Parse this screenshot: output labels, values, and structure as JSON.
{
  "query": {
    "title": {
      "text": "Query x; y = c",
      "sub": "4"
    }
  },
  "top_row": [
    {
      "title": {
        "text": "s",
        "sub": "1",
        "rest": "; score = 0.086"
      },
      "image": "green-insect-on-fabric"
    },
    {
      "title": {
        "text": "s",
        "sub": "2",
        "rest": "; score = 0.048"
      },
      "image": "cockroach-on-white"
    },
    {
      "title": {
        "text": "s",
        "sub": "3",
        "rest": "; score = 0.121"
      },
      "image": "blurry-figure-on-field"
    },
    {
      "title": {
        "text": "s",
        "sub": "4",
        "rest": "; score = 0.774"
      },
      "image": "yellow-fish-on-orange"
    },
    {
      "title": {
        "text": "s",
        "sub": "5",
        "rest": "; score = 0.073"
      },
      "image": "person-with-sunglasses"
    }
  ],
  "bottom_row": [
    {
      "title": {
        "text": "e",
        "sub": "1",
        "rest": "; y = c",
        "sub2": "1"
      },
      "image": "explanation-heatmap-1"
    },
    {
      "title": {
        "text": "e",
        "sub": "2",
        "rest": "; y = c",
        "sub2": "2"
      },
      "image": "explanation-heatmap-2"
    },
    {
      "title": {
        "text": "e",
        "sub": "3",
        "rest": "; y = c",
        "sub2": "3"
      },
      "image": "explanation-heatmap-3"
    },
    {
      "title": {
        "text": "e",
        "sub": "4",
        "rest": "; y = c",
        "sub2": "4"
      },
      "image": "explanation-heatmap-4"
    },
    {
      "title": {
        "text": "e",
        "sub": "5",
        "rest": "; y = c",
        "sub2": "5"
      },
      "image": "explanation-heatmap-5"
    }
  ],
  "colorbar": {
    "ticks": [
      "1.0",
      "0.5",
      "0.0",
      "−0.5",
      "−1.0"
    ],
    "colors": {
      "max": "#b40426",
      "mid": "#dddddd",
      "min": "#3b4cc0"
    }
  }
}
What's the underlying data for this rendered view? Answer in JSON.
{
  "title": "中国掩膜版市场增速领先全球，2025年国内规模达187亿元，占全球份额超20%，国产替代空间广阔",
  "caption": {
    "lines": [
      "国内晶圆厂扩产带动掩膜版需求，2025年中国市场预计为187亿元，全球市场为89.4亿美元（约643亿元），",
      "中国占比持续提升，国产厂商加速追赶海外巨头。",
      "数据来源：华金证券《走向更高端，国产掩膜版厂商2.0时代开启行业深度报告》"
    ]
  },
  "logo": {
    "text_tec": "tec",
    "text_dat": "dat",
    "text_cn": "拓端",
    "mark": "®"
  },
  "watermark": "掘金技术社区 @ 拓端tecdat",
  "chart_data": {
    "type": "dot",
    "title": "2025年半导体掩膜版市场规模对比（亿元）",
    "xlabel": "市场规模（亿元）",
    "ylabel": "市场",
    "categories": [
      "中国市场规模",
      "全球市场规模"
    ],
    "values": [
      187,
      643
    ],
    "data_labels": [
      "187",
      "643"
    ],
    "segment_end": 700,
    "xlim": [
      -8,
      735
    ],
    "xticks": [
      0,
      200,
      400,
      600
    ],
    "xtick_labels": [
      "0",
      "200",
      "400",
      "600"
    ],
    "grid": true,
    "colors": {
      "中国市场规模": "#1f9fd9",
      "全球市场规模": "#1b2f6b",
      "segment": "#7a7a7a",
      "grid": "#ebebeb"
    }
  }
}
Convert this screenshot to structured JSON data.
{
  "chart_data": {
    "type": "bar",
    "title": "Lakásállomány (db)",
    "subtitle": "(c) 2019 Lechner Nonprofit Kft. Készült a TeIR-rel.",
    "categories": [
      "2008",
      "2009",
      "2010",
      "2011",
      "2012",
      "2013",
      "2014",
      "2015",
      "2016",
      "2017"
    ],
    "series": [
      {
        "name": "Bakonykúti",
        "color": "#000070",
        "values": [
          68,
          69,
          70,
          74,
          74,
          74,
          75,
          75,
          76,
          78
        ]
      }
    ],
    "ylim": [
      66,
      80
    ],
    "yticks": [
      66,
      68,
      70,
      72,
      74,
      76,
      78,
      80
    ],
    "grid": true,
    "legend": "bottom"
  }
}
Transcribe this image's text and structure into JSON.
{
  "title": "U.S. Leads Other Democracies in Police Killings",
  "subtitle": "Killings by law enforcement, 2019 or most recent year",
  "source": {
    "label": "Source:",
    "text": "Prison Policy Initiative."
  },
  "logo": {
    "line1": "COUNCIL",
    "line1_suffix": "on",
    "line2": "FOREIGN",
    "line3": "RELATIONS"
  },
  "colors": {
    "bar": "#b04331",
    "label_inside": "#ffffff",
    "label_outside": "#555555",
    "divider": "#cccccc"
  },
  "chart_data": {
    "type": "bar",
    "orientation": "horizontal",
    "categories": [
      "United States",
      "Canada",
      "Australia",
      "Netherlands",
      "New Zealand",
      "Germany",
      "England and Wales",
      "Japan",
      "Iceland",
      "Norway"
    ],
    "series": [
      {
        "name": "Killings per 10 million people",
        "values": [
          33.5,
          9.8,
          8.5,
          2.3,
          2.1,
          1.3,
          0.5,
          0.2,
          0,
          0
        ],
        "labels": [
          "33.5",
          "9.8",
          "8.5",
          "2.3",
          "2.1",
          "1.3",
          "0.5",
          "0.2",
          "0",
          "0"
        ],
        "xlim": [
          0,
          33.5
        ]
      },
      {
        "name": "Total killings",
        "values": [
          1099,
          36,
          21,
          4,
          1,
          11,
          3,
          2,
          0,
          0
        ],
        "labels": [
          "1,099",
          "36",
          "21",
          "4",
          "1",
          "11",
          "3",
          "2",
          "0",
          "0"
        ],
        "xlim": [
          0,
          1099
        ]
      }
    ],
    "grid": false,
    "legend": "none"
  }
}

━━━━━━━━

__Problem to solve__: Exactly reproduce every line found in the records.

__Response to the exercise__:
Parse this screenshot: output labels, values, and structure as JSON.
{
  "query": {
    "title": {
      "text": "Query x; y = c",
      "sub": "4"
    }
  },
  "top_row": [
    {
      "title": {
        "text": "s",
        "sub": "1",
        "rest": "; score = 0.086"
      },
      "image": "green-insect-on-fabric"
    },
    {
      "title": {
        "text": "s",
        "sub": "2",
        "rest": "; score = 0.048"
      },
      "image": "cockroach-on-white"
    },
    {
      "title": {
        "text": "s",
        "sub": "3",
        "rest": "; score = 0.121"
      },
      "image": "blurry-figure-on-field"
    },
    {
      "title": {
        "text": "s",
        "sub": "4",
        "rest": "; score = 0.774"
      },
      "image": "yellow-fish-on-orange"
    },
    {
      "title": {
        "text": "s",
        "sub": "5",
        "rest": "; score = 0.073"
      },
      "image": "person-with-sunglasses"
    }
  ],
  "bottom_row": [
    {
      "title": {
        "text": "e",
        "sub": "1",
        "rest": "; y = c",
        "sub2": "1"
      },
      "image": "explanation-heatmap-1"
    },
    {
      "title": {
        "text": "e",
        "sub": "2",
        "rest": "; y = c",
        "sub2": "2"
      },
      "image": "explanation-heatmap-2"
    },
    {
      "title": {
        "text": "e",
        "sub": "3",
        "rest": "; y = c",
        "sub2": "3"
      },
      "image": "explanation-heatmap-3"
    },
    {
      "title": {
        "text": "e",
        "sub": "4",
        "rest": "; y = c",
        "sub2": "4"
      },
      "image": "explanation-heatmap-4"
    },
    {
      "title": {
        "text": "e",
        "sub": "5",
        "rest": "; y = c",
        "sub2": "5"
      },
      "image": "explanation-heatmap-5"
    }
  ],
  "colorbar": {
    "ticks": [
      "1.0",
      "0.5",
      "0.0",
      "−0.5",
      "−1.0"
    ],
    "colors": {
      "max": "#b40426",
      "mid": "#dddddd",
      "min": "#3b4cc0"
    }
  }
}
What's the underlying data for this rendered view? Answer in JSON.
{
  "title": "中国掩膜版市场增速领先全球，2025年国内规模达187亿元，占全球份额超20%，国产替代空间广阔",
  "caption": {
    "lines": [
      "国内晶圆厂扩产带动掩膜版需求，2025年中国市场预计为187亿元，全球市场为89.4亿美元（约643亿元），",
      "中国占比持续提升，国产厂商加速追赶海外巨头。",
      "数据来源：华金证券《走向更高端，国产掩膜版厂商2.0时代开启行业深度报告》"
    ]
  },
  "logo": {
    "text_tec": "tec",
    "text_dat": "dat",
    "text_cn": "拓端",
    "mark": "®"
  },
  "watermark": "掘金技术社区 @ 拓端tecdat",
  "chart_data": {
    "type": "dot",
    "title": "2025年半导体掩膜版市场规模对比（亿元）",
    "xlabel": "市场规模（亿元）",
    "ylabel": "市场",
    "categories": [
      "中国市场规模",
      "全球市场规模"
    ],
    "values": [
      187,
      643
    ],
    "data_labels": [
      "187",
      "643"
    ],
    "segment_end": 700,
    "xlim": [
      -8,
      735
    ],
    "xticks": [
      0,
      200,
      400,
      600
    ],
    "xtick_labels": [
      "0",
      "200",
      "400",
      "600"
    ],
    "grid": true,
    "colors": {
      "中国市场规模": "#1f9fd9",
      "全球市场规模": "#1b2f6b",
      "segment": "#7a7a7a",
      "grid": "#ebebeb"
    }
  }
}
Convert this screenshot to structured JSON data.
{
  "chart_data": {
    "type": "bar",
    "title": "Lakásállomány (db)",
    "subtitle": "(c) 2019 Lechner Nonprofit Kft. Készült a TeIR-rel.",
    "categories": [
      "2008",
      "2009",
      "2010",
      "2011",
      "2012",
      "2013",
      "2014",
      "2015",
      "2016",
      "2017"
    ],
    "series": [
      {
        "name": "Bakonykúti",
        "color": "#000070",
        "values": [
          68,
          69,
          70,
          74,
          74,
          74,
          75,
          75,
          76,
          78
        ]
      }
    ],
    "ylim": [
      66,
      80
    ],
    "yticks": [
      66,
      68,
      70,
      72,
      74,
      76,
      78,
      80
    ],
    "grid": true,
    "legend": "bottom"
  }
}
Transcribe this image's text and structure into JSON.
{
  "title": "U.S. Leads Other Democracies in Police Killings",
  "subtitle": "Killings by law enforcement, 2019 or most recent year",
  "source": {
    "label": "Source:",
    "text": "Prison Policy Initiative."
  },
  "logo": {
    "line1": "COUNCIL",
    "line1_suffix": "on",
    "line2": "FOREIGN",
    "line3": "RELATIONS"
  },
  "colors": {
    "bar": "#b04331",
    "label_inside": "#ffffff",
    "label_outside": "#555555",
    "divider": "#cccccc"
  },
  "chart_data": {
    "type": "bar",
    "orientation": "horizontal",
    "categories": [
      "United States",
      "Canada",
      "Australia",
      "Netherlands",
      "New Zealand",
      "Germany",
      "England and Wales",
      "Japan",
      "Iceland",
      "Norway"
    ],
    "series": [
      {
        "name": "Killings per 10 million people",
        "values": [
          33.5,
          9.8,
          8.5,
          2.3,
          2.1,
          1.3,
          0.5,
          0.2,
          0,
          0
        ],
        "labels": [
          "33.5",
          "9.8",
          "8.5",
          "2.3",
          "2.1",
          "1.3",
          "0.5",
          "0.2",
          "0",
          "0"
        ],
        "xlim": [
          0,
          33.5
        ]
      },
      {
        "name": "Total killings",
        "values": [
          1099,
          36,
          21,
          4,
          1,
          11,
          3,
          2,
          0,
          0
        ],
        "labels": [
          "1,099",
          "36",
          "21",
          "4",
          "1",
          "11",
          "3",
          "2",
          "0",
          "0"
        ],
        "xlim": [
          0,
          1099
        ]
      }
    ],
    "grid": false,
    "legend": "none"
  }
}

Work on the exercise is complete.